■ To be done ■
Images excluded, repeat each entry below exactly.

■ Exercise inputs ■
-- START --

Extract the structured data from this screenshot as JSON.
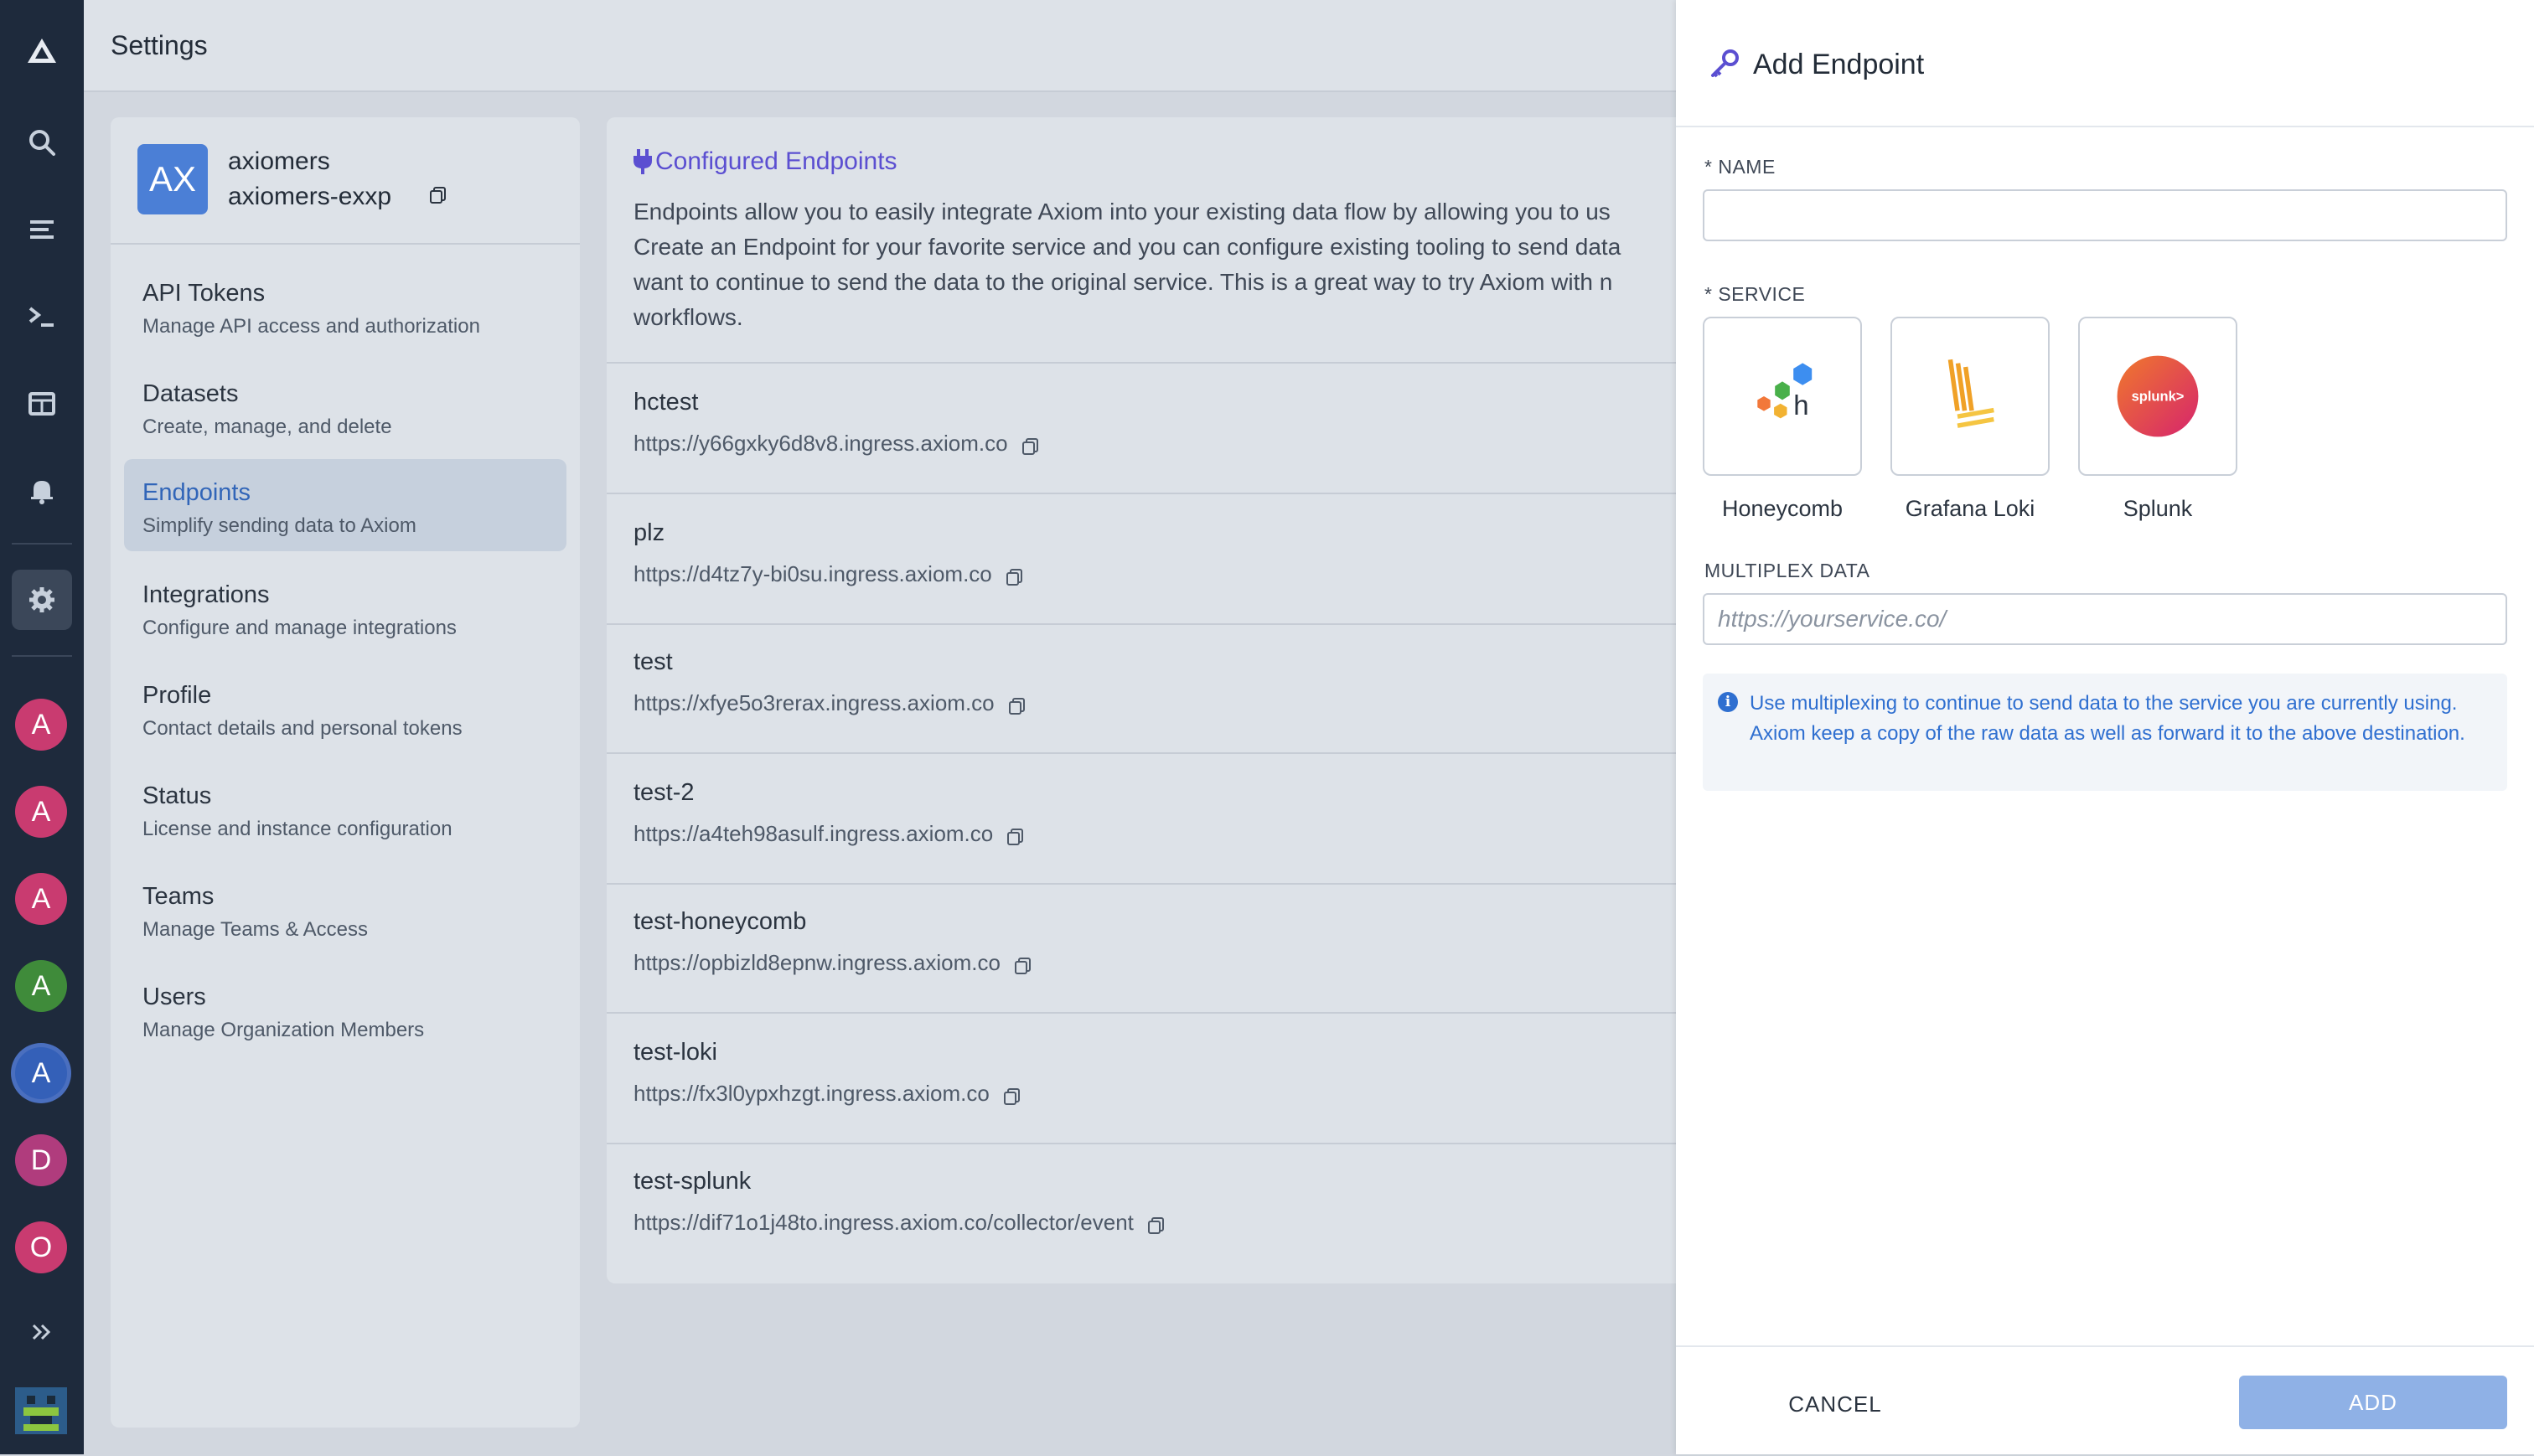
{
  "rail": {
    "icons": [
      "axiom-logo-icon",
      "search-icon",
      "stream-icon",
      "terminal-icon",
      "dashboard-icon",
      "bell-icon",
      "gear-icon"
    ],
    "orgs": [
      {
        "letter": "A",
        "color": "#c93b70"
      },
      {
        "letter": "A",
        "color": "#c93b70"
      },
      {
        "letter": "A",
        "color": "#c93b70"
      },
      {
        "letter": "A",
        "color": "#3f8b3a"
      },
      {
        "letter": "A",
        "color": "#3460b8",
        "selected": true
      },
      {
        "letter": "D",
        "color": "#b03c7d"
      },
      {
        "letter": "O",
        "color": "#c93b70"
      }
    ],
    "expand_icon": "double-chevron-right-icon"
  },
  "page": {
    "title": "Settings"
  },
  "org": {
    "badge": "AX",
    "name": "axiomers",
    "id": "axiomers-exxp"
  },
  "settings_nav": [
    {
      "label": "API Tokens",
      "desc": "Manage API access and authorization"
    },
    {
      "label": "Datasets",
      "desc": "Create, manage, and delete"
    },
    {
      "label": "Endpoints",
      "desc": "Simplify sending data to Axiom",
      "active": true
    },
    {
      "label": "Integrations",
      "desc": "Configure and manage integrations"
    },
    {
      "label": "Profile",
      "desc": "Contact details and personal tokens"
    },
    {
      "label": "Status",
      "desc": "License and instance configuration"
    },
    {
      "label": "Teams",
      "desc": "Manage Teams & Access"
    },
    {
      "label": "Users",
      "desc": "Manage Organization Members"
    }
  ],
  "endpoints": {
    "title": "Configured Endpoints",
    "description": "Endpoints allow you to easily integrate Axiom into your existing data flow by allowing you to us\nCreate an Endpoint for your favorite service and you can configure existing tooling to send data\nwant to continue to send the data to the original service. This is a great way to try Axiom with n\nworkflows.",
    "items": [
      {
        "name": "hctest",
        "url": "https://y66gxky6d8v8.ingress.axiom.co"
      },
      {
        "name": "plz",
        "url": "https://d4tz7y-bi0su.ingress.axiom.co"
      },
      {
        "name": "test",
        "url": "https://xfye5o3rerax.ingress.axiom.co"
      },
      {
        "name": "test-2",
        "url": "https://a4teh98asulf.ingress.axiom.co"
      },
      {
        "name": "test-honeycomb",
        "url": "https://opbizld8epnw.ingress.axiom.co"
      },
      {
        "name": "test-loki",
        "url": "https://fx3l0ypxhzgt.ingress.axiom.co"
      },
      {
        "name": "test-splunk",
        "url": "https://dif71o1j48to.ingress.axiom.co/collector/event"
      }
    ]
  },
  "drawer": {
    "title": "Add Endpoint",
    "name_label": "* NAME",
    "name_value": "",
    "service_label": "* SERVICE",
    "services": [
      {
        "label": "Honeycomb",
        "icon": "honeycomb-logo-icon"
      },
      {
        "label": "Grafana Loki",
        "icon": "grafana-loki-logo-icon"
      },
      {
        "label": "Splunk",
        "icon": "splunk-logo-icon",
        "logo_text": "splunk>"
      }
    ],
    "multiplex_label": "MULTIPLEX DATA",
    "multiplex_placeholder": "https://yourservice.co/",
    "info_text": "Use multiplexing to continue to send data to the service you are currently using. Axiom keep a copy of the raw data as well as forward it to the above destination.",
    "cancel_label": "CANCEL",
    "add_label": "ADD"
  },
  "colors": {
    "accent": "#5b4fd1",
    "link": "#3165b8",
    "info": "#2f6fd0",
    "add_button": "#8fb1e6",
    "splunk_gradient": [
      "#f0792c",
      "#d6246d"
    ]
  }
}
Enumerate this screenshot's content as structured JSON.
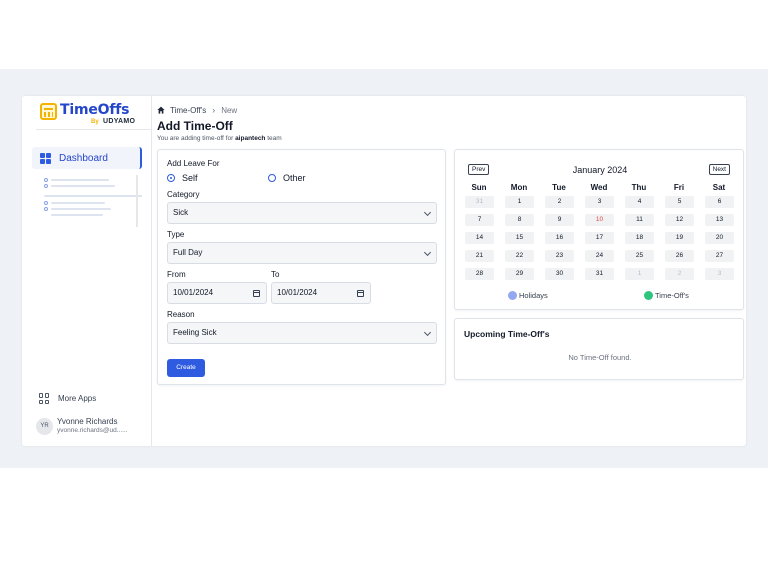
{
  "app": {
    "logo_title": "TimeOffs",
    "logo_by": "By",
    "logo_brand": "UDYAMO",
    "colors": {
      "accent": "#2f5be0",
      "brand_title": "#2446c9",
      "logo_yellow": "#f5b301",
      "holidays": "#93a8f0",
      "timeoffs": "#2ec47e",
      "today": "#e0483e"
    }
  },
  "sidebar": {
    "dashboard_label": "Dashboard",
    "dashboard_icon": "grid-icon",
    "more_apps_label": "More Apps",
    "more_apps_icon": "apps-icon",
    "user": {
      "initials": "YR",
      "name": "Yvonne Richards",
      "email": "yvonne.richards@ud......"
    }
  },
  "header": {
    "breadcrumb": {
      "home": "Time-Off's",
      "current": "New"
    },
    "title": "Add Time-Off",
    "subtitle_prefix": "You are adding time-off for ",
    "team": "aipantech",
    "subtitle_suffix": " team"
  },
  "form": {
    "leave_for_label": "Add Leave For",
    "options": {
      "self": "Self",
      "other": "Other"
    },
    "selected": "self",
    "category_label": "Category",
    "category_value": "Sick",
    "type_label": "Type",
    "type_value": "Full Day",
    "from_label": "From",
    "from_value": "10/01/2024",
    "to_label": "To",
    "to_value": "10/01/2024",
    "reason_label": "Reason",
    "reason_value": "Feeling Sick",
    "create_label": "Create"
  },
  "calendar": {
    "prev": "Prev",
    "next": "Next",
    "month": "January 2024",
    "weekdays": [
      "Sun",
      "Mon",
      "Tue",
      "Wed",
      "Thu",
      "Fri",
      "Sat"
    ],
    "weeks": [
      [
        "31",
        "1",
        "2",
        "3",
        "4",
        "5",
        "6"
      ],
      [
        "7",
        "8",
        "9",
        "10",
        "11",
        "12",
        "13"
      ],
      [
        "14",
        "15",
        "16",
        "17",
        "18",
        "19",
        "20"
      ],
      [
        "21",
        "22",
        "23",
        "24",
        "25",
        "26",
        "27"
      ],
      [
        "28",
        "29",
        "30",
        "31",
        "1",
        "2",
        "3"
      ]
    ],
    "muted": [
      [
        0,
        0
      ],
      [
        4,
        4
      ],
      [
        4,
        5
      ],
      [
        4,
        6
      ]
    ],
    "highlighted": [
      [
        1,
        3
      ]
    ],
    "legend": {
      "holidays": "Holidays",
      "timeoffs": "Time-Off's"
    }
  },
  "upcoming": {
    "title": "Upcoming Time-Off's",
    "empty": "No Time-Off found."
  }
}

-- END --

■ Problem solution ■
Extract the structured data from this screenshot as JSON.
{
  "rail": {
    "icons": [
      "axiom-logo-icon",
      "search-icon",
      "stream-icon",
      "terminal-icon",
      "dashboard-icon",
      "bell-icon",
      "gear-icon"
    ],
    "orgs": [
      {
        "letter": "A",
        "color": "#c93b70"
      },
      {
        "letter": "A",
        "color": "#c93b70"
      },
      {
        "letter": "A",
        "color": "#c93b70"
      },
      {
        "letter": "A",
        "color": "#3f8b3a"
      },
      {
        "letter": "A",
        "color": "#3460b8",
        "selected": true
      },
      {
        "letter": "D",
        "color": "#b03c7d"
      },
      {
        "letter": "O",
        "color": "#c93b70"
      }
    ],
    "expand_icon": "double-chevron-right-icon"
  },
  "page": {
    "title": "Settings"
  },
  "org": {
    "badge": "AX",
    "name": "axiomers",
    "id": "axiomers-exxp"
  },
  "settings_nav": [
    {
      "label": "API Tokens",
      "desc": "Manage API access and authorization"
    },
    {
      "label": "Datasets",
      "desc": "Create, manage, and delete"
    },
    {
      "label": "Endpoints",
      "desc": "Simplify sending data to Axiom",
      "active": true
    },
    {
      "label": "Integrations",
      "desc": "Configure and manage integrations"
    },
    {
      "label": "Profile",
      "desc": "Contact details and personal tokens"
    },
    {
      "label": "Status",
      "desc": "License and instance configuration"
    },
    {
      "label": "Teams",
      "desc": "Manage Teams & Access"
    },
    {
      "label": "Users",
      "desc": "Manage Organization Members"
    }
  ],
  "endpoints": {
    "title": "Configured Endpoints",
    "description": "Endpoints allow you to easily integrate Axiom into your existing data flow by allowing you to us\nCreate an Endpoint for your favorite service and you can configure existing tooling to send data\nwant to continue to send the data to the original service. This is a great way to try Axiom with n\nworkflows.",
    "items": [
      {
        "name": "hctest",
        "url": "https://y66gxky6d8v8.ingress.axiom.co"
      },
      {
        "name": "plz",
        "url": "https://d4tz7y-bi0su.ingress.axiom.co"
      },
      {
        "name": "test",
        "url": "https://xfye5o3rerax.ingress.axiom.co"
      },
      {
        "name": "test-2",
        "url": "https://a4teh98asulf.ingress.axiom.co"
      },
      {
        "name": "test-honeycomb",
        "url": "https://opbizld8epnw.ingress.axiom.co"
      },
      {
        "name": "test-loki",
        "url": "https://fx3l0ypxhzgt.ingress.axiom.co"
      },
      {
        "name": "test-splunk",
        "url": "https://dif71o1j48to.ingress.axiom.co/collector/event"
      }
    ]
  },
  "drawer": {
    "title": "Add Endpoint",
    "name_label": "* NAME",
    "name_value": "",
    "service_label": "* SERVICE",
    "services": [
      {
        "label": "Honeycomb",
        "icon": "honeycomb-logo-icon"
      },
      {
        "label": "Grafana Loki",
        "icon": "grafana-loki-logo-icon"
      },
      {
        "label": "Splunk",
        "icon": "splunk-logo-icon",
        "logo_text": "splunk>"
      }
    ],
    "multiplex_label": "MULTIPLEX DATA",
    "multiplex_placeholder": "https://yourservice.co/",
    "info_text": "Use multiplexing to continue to send data to the service you are currently using. Axiom keep a copy of the raw data as well as forward it to the above destination.",
    "cancel_label": "CANCEL",
    "add_label": "ADD"
  },
  "colors": {
    "accent": "#5b4fd1",
    "link": "#3165b8",
    "info": "#2f6fd0",
    "add_button": "#8fb1e6",
    "splunk_gradient": [
      "#f0792c",
      "#d6246d"
    ]
  }
}
Enumerate this screenshot's content as structured JSON.
{
  "app": {
    "logo_title": "TimeOffs",
    "logo_by": "By",
    "logo_brand": "UDYAMO",
    "colors": {
      "accent": "#2f5be0",
      "brand_title": "#2446c9",
      "logo_yellow": "#f5b301",
      "holidays": "#93a8f0",
      "timeoffs": "#2ec47e",
      "today": "#e0483e"
    }
  },
  "sidebar": {
    "dashboard_label": "Dashboard",
    "dashboard_icon": "grid-icon",
    "more_apps_label": "More Apps",
    "more_apps_icon": "apps-icon",
    "user": {
      "initials": "YR",
      "name": "Yvonne Richards",
      "email": "yvonne.richards@ud......"
    }
  },
  "header": {
    "breadcrumb": {
      "home": "Time-Off's",
      "current": "New"
    },
    "title": "Add Time-Off",
    "subtitle_prefix": "You are adding time-off for ",
    "team": "aipantech",
    "subtitle_suffix": " team"
  },
  "form": {
    "leave_for_label": "Add Leave For",
    "options": {
      "self": "Self",
      "other": "Other"
    },
    "selected": "self",
    "category_label": "Category",
    "category_value": "Sick",
    "type_label": "Type",
    "type_value": "Full Day",
    "from_label": "From",
    "from_value": "10/01/2024",
    "to_label": "To",
    "to_value": "10/01/2024",
    "reason_label": "Reason",
    "reason_value": "Feeling Sick",
    "create_label": "Create"
  },
  "calendar": {
    "prev": "Prev",
    "next": "Next",
    "month": "January 2024",
    "weekdays": [
      "Sun",
      "Mon",
      "Tue",
      "Wed",
      "Thu",
      "Fri",
      "Sat"
    ],
    "weeks": [
      [
        "31",
        "1",
        "2",
        "3",
        "4",
        "5",
        "6"
      ],
      [
        "7",
        "8",
        "9",
        "10",
        "11",
        "12",
        "13"
      ],
      [
        "14",
        "15",
        "16",
        "17",
        "18",
        "19",
        "20"
      ],
      [
        "21",
        "22",
        "23",
        "24",
        "25",
        "26",
        "27"
      ],
      [
        "28",
        "29",
        "30",
        "31",
        "1",
        "2",
        "3"
      ]
    ],
    "muted": [
      [
        0,
        0
      ],
      [
        4,
        4
      ],
      [
        4,
        5
      ],
      [
        4,
        6
      ]
    ],
    "highlighted": [
      [
        1,
        3
      ]
    ],
    "legend": {
      "holidays": "Holidays",
      "timeoffs": "Time-Off's"
    }
  },
  "upcoming": {
    "title": "Upcoming Time-Off's",
    "empty": "No Time-Off found."
  }
}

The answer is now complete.